Exercise description: Extract all records. Keep each one exact.

══ Supplied data

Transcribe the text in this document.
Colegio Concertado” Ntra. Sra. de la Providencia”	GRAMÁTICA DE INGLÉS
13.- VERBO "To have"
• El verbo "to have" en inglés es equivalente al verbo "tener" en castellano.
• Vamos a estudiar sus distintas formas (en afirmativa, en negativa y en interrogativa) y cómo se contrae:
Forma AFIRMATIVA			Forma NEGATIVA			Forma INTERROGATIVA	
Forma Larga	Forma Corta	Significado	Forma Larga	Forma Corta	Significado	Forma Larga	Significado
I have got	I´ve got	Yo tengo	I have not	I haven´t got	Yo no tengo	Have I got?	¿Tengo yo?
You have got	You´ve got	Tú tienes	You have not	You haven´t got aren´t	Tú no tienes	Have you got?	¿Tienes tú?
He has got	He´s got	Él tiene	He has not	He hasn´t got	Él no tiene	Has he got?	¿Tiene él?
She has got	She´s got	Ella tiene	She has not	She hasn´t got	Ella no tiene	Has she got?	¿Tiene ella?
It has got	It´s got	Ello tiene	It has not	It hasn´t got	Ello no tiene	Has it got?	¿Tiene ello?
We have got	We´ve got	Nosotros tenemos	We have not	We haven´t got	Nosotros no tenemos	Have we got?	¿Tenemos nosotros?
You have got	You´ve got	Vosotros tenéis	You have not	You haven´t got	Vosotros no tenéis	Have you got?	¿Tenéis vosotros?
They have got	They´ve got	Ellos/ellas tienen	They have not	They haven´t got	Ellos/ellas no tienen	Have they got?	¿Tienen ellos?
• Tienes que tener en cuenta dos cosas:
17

════

The answer:
Transcribe the text in this document.
Colegio Concertado” Ntra. Sra. de la Providencia”	GRAMÁTICA DE INGLÉS
13.- VERBO "To have"
• El verbo "to have" en inglés es equivalente al verbo "tener" en castellano.
• Vamos a estudiar sus distintas formas (en afirmativa, en negativa y en interrogativa) y cómo se contrae:
Forma AFIRMATIVA			Forma NEGATIVA			Forma INTERROGATIVA	
Forma Larga	Forma Corta	Significado	Forma Larga	Forma Corta	Significado	Forma Larga	Significado
I have got	I´ve got	Yo tengo	I have not	I haven´t got	Yo no tengo	Have I got?	¿Tengo yo?
You have got	You´ve got	Tú tienes	You have not	You haven´t got aren´t	Tú no tienes	Have you got?	¿Tienes tú?
He has got	He´s got	Él tiene	He has not	He hasn´t got	Él no tiene	Has he got?	¿Tiene él?
She has got	She´s got	Ella tiene	She has not	She hasn´t got	Ella no tiene	Has she got?	¿Tiene ella?
It has got	It´s got	Ello tiene	It has not	It hasn´t got	Ello no tiene	Has it got?	¿Tiene ello?
We have got	We´ve got	Nosotros tenemos	We have not	We haven´t got	Nosotros no tenemos	Have we got?	¿Tenemos nosotros?
You have got	You´ve got	Vosotros tenéis	You have not	You haven´t got	Vosotros no tenéis	Have you got?	¿Tenéis vosotros?
They have got	They´ve got	Ellos/ellas tienen	They have not	They haven´t got	Ellos/ellas no tienen	Have they got?	¿Tienen ellos?
• Tienes que tener en cuenta dos cosas:
17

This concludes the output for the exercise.